-- START SOURCE TEXT --
One of the brightest events in the fashion calendar in recent seasons has become London Collections Men. Also known as Men’s London fashion week, according to GQ editor-in-chief Dylan Jones, LCM plays important role “both commercially and creatively” for the industry.
The initiative was launched by the British Fashion Council back in 2012 and is at a fast pace growing rate more than London Fashion Week. According to a Mintel report menswear collections has grown by 22% in the past five years. With an estimated 4.5% yearly growth, the menswear market little by little has become the centre of attention for the fashion world.
What we observed this season was a wide-ranging blend between punk, military and 1990s and 2000s nostalgia. Colours were predominantly dark and sportswear was the main focus of most of the designers. Another highlight of the shows was the cultural richness and diversity of the castings.
Nasir Mazhar presented an all-black sports wear collection at his catwalk show at London Collections Men.
Since his appearance on the fashion scene in 2013, Cypriot-Turkish designer has gained great recognition. Having skipped one season due to his father’s death, Mazhar introduced an all-black tribute to him, following his last season menswear show.
The collection included the iconic tracksuit sweatpants branded with the designer’s name, as well a headpieces made of buckets, wrapped with clothes. Models were rocking New Metal boots and sophisticated “chillwear” as the designer himself refers to his own style.
What we also saw was the variety in the models casting which was a direct reflection of the multicultural influence Mazhar has. In an interview for Dazed, the designer stated that Instagram was his main tool of scouting his catwalk models.
Padded shoulders and armoured jackets that were essential parts of the looks, are a response of the designer’s fascination with the craft of metal making. In the same interview for Dazed, the designer shared his initial career-goal which was to become a craftsman of armours.
Nevertheless, even though this was not eventually the scenario, he managed to incorporate this interest in the sexed up collection, exploring extreme masculine aesthetics and androgyny.
What we saw was that the 90s revival is still a strong trend on the catwalk. Exposed underwear and high-waist branded thongs became the leit motif of the show.
Bright colours and sportswear
London-based designer Bobby Abley also showed some 00s nostalgia, making a big statement with his Christina Aguilera inspired look. The male model, wearing blond extensions and heavy make-up presented a cropped top with the word “Dirrty”, reminiscent of Christina Aguilera’s 2002 single.
Abley’s inimitable cartoonist prints are the designer’s trademark.
His recent collaboration with Star Wars and Disney-inspired “Little Mermaid” collection have proved his ability to play successfully with pop culture references.
Having embraced cartoon characters, bright colours and mainly Brazilian culture this season, his show looked more like a the 2014 FIFA World Cup opening.
-- END SOURCE TEXT --
== GOAL OF THE EXERCISE ==
Resume the London Collections Men article after its final sentence above, carrying it forward in the same voice.
-- START SUPPLIED RECORDS --
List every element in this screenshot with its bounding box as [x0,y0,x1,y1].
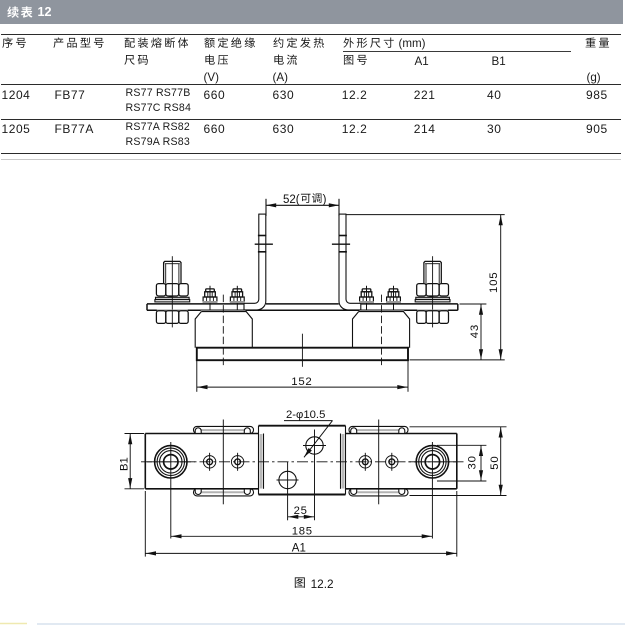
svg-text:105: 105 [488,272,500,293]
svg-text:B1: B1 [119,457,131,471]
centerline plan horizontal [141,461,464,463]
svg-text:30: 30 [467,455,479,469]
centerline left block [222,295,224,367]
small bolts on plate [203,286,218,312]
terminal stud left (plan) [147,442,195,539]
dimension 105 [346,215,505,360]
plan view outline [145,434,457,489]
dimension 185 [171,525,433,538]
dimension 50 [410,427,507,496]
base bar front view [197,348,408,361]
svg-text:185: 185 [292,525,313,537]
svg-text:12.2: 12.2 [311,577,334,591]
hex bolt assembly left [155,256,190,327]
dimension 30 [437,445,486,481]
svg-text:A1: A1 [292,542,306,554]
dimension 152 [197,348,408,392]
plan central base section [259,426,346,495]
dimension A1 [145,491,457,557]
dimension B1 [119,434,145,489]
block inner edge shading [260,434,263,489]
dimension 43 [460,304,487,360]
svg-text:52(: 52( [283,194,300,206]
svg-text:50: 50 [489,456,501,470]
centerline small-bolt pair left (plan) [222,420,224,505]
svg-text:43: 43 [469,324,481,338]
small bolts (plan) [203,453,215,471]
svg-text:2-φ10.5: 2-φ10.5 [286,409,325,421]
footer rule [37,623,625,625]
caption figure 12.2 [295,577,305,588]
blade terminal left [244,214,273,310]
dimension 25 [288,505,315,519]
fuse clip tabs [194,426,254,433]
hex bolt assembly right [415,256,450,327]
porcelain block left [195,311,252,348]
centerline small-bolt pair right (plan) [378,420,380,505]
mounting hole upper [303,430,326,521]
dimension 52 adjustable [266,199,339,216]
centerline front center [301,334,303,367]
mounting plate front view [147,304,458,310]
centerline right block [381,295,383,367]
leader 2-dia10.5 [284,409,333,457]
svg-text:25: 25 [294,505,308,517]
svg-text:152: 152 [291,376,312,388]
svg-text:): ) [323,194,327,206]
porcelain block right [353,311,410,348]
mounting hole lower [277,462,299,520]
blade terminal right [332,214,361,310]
-- END SUPPLIED RECORDS --
== RESPONSE TO THIS TASK ==
Abley’s Brazilian adventure was brightly illustrated in Turkish blue, bright green and orange and showed his take on traditional work wear garments and cropped shapes. His emblematic “teddy bear” logo was present in the prints which again had drawn inspiration from popular characters. They also contained slogans such as “drugs” and “The fuck club” emphasising on the irony of contemporary t-shirt slogan culture.
When it comes to bright colours and playful presentations, British brand SIBLING is one of the best in the game.
Initially, a collaboration between Joe Bates, Sid Bryan and Cozette McCreery, the brand is now run but the last two after Bates’ death last August.
This season the duo made a massive menswear comeback with direct influence from boxing sportswear and chunky knitwear. Models were wearing towels wrapped around their waists reminiscent of skirts and decorated with disproportionately big medals. A strong aspect of the show have been the contrasting knits and the padded shoulders of the jackets which gave a very manly look of the garments.
Styled by Asia Werbel, the show contained leopard print denim jackets, sequinned sweaters, brightly coloured boxing robes and S-branded gloves and helmets in Basquiat-inspired yellows, blues and reds.
Speaking of helmets and fighting facilities, another sportswear brand also made a strong statement.
Soho-based Maharishi presented its show named “Post-Geographic Devotional Uniform & Habits: Part II”.
The collection drew inspiration from subcultures that share ritualistic devotion and sense of uniform commitment as a form of insignia, a certain feeling of belonging.
Inspired by war conflicts and Tibetan Buddhists robes, the core colour this season is entitled Lama.
Despite the obvious cultural references, the brand’s pacifist approach towards military design has been reinforced by the choice of dusty pink and graphic prints.
The main fabrics for next season are nylon and Japanese polyester.
The spiritual devotions reference has played main role in the brand’s ethics and seeing reggae legend Don Letts march along the rest of the models created a sense of recognition and belonging to a tribe, an army of Maharishi boys.
Another brand known for its tribes of fans wearing monochrome t-shirts is London-based KTZ (Kokon-to-Zai).
In their AW16 show designer Marjan Pejovski took cross-cultural references from Russian Futurism to American sportswear. He was inspired by Kraftwerk which was reflected in the show’s soundtrack.
Going through the pictures makes the viewer feel almost like they’re in a “boy’s sports room”.
The collection presents a blend of geometric prints, branded patches with logos and minimal colour scheme-the traditional black and white and a splash of blood red.
The silhouettes are structured with baseball lacing and tailored jackets with Windsor lapels. The most notable accessories were the extra big sunglasses which gave some 80s feel to the whole collection.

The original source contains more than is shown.